- **WHAT YOU SHOULD DO**
Report only how many lines of the entries below contain the string "Studio".
________________________
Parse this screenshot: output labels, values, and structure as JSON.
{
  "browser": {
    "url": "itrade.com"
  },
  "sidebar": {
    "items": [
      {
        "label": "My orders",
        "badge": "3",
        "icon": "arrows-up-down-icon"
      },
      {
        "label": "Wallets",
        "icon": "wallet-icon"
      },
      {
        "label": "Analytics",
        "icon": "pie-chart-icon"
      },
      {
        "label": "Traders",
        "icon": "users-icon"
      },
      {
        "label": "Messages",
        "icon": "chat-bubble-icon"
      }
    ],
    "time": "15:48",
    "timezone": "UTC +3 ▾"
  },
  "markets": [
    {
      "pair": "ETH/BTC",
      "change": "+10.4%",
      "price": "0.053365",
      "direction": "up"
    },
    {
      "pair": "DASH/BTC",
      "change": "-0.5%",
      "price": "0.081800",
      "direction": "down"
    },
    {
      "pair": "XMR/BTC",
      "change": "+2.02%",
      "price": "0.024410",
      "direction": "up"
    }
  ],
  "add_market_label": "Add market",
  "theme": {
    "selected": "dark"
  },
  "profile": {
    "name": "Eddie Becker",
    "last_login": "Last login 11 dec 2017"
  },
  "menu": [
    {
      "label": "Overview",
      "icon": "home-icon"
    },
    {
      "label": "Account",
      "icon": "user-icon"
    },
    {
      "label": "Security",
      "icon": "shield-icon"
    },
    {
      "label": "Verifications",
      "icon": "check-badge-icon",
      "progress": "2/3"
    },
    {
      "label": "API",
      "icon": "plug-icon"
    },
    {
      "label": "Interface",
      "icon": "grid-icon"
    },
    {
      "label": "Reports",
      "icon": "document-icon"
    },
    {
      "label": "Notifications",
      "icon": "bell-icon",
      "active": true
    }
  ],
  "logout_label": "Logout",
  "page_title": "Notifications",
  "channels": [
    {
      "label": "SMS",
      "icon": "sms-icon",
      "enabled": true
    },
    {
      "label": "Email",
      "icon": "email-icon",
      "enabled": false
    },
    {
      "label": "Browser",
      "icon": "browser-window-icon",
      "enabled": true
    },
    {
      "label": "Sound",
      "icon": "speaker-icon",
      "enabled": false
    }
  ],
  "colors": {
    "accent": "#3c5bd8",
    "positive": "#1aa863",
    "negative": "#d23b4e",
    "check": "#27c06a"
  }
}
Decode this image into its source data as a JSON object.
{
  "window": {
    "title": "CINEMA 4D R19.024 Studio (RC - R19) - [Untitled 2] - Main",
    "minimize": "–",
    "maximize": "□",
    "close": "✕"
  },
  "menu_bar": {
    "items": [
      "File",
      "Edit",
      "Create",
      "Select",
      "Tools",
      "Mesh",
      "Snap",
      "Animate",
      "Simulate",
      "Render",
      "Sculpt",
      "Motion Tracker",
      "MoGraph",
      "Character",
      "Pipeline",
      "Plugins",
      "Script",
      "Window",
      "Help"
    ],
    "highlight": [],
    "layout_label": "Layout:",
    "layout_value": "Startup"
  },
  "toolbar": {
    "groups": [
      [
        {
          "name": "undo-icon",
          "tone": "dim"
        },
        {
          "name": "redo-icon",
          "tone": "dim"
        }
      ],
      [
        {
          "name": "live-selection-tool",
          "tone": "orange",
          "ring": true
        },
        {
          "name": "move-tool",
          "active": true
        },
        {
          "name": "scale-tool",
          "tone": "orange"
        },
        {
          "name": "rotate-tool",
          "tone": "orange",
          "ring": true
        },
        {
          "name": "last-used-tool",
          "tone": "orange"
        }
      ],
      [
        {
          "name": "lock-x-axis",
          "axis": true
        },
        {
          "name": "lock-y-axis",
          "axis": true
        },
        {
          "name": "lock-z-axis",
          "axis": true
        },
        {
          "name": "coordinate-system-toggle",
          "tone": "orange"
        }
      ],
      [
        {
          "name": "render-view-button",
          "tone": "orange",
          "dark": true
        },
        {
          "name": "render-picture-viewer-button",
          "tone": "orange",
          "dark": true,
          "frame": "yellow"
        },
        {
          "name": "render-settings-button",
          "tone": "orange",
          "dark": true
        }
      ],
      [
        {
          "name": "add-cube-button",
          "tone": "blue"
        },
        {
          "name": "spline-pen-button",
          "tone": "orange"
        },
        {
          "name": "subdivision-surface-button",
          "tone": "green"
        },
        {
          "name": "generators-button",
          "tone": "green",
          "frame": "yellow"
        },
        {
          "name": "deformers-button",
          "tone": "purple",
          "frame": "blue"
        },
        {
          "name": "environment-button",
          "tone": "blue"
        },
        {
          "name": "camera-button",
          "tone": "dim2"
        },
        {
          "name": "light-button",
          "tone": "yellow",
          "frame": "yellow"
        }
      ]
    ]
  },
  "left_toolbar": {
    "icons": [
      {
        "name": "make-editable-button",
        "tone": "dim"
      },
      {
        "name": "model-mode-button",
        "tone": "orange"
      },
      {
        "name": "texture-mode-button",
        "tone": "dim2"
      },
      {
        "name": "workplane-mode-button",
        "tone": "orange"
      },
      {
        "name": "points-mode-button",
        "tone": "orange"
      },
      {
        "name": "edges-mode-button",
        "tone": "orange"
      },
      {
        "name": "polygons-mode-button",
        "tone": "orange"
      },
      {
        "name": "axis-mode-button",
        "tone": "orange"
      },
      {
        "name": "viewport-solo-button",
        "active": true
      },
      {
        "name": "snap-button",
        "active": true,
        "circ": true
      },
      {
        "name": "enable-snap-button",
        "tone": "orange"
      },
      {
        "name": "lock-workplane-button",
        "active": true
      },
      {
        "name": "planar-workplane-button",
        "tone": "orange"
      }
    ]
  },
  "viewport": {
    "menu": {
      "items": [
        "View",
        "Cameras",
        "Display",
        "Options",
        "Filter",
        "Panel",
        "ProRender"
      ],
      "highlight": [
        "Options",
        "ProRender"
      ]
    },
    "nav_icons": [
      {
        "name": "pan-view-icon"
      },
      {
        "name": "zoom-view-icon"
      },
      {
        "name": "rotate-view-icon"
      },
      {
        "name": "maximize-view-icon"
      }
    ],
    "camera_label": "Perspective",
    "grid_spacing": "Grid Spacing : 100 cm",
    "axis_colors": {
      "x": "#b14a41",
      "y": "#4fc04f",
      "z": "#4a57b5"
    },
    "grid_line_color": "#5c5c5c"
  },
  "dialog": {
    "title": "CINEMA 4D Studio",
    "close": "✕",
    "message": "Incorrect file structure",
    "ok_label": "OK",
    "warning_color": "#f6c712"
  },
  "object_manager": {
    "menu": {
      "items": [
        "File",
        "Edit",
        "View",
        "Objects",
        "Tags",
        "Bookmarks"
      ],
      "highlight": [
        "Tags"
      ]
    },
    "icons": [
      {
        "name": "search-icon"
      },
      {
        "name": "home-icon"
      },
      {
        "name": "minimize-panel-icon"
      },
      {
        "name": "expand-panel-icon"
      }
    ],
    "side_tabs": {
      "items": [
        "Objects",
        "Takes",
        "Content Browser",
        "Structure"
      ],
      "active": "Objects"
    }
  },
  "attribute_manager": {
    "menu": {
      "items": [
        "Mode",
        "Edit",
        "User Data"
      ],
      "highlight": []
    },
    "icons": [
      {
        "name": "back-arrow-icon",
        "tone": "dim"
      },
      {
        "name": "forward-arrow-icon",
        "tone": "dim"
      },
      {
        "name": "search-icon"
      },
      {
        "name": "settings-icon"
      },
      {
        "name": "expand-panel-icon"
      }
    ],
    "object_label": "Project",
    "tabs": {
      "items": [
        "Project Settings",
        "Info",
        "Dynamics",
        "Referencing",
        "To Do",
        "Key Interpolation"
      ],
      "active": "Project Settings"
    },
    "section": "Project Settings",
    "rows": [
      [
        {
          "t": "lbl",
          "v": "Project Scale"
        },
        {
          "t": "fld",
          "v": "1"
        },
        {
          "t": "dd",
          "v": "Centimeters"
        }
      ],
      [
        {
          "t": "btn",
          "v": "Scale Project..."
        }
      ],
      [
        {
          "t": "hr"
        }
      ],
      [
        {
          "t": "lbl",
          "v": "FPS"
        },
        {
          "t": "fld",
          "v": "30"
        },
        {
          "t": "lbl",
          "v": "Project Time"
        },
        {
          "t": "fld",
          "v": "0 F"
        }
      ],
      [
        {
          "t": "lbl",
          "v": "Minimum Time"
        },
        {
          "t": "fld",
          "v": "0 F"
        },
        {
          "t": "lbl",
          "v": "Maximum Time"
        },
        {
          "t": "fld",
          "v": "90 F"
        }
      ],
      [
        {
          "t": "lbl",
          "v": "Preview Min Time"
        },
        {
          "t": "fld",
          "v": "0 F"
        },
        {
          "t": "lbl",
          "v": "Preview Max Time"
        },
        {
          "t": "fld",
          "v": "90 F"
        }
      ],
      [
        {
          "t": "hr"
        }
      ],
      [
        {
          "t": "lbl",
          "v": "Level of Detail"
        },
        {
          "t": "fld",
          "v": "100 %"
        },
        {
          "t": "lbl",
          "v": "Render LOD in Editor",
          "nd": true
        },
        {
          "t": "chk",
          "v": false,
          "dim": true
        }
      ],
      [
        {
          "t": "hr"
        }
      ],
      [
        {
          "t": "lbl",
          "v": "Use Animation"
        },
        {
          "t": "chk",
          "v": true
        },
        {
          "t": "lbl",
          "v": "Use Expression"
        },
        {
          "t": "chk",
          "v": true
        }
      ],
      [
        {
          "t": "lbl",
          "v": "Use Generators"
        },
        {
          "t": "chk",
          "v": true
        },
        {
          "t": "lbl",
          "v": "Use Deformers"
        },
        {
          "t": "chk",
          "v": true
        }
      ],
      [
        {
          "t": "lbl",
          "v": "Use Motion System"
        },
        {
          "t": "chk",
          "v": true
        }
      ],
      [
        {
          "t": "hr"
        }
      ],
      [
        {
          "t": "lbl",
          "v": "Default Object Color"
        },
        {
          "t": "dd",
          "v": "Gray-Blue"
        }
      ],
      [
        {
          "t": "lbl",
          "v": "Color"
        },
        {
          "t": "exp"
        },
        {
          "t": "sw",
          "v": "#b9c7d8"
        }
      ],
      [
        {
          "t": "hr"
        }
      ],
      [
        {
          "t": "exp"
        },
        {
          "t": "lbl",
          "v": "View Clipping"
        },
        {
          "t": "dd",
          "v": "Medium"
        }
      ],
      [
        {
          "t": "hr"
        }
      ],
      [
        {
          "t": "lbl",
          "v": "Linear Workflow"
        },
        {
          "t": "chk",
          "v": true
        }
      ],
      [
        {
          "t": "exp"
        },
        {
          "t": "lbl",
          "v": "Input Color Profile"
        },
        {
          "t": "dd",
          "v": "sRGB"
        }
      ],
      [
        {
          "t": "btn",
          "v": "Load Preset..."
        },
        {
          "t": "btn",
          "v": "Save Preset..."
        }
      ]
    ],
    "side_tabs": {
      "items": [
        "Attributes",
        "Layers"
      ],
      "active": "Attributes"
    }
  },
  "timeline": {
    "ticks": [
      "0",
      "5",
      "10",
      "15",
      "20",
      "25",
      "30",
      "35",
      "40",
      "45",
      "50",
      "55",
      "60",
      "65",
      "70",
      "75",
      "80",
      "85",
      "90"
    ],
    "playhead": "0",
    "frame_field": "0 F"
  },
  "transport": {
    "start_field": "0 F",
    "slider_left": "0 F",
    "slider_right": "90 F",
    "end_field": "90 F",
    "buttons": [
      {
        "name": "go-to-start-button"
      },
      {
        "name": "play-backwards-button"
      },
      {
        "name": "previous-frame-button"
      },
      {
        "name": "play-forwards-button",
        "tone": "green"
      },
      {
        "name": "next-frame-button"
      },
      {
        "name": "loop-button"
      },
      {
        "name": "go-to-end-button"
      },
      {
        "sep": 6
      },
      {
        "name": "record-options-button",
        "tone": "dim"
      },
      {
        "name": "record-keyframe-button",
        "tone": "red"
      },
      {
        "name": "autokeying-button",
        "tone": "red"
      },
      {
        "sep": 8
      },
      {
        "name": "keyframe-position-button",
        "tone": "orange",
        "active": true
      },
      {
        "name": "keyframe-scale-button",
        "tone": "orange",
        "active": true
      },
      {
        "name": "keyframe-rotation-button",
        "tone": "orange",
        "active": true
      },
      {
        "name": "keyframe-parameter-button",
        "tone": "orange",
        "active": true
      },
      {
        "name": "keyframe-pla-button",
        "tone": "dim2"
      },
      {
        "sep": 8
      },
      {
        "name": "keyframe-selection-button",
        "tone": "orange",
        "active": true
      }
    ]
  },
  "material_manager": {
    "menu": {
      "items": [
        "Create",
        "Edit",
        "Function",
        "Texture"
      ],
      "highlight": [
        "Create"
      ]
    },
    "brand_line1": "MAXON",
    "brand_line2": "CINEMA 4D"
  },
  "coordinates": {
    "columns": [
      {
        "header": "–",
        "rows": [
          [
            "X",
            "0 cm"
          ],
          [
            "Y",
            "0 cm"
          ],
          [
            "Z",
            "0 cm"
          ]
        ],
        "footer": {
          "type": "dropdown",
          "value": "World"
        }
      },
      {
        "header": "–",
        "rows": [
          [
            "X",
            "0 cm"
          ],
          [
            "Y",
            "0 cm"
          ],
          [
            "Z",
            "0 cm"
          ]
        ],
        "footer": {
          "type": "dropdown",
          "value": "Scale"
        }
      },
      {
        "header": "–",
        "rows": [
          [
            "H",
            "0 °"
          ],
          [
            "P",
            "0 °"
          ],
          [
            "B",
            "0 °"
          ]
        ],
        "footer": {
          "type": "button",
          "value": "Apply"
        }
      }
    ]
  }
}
________________________
- **EXERCISE RESPONSE**
2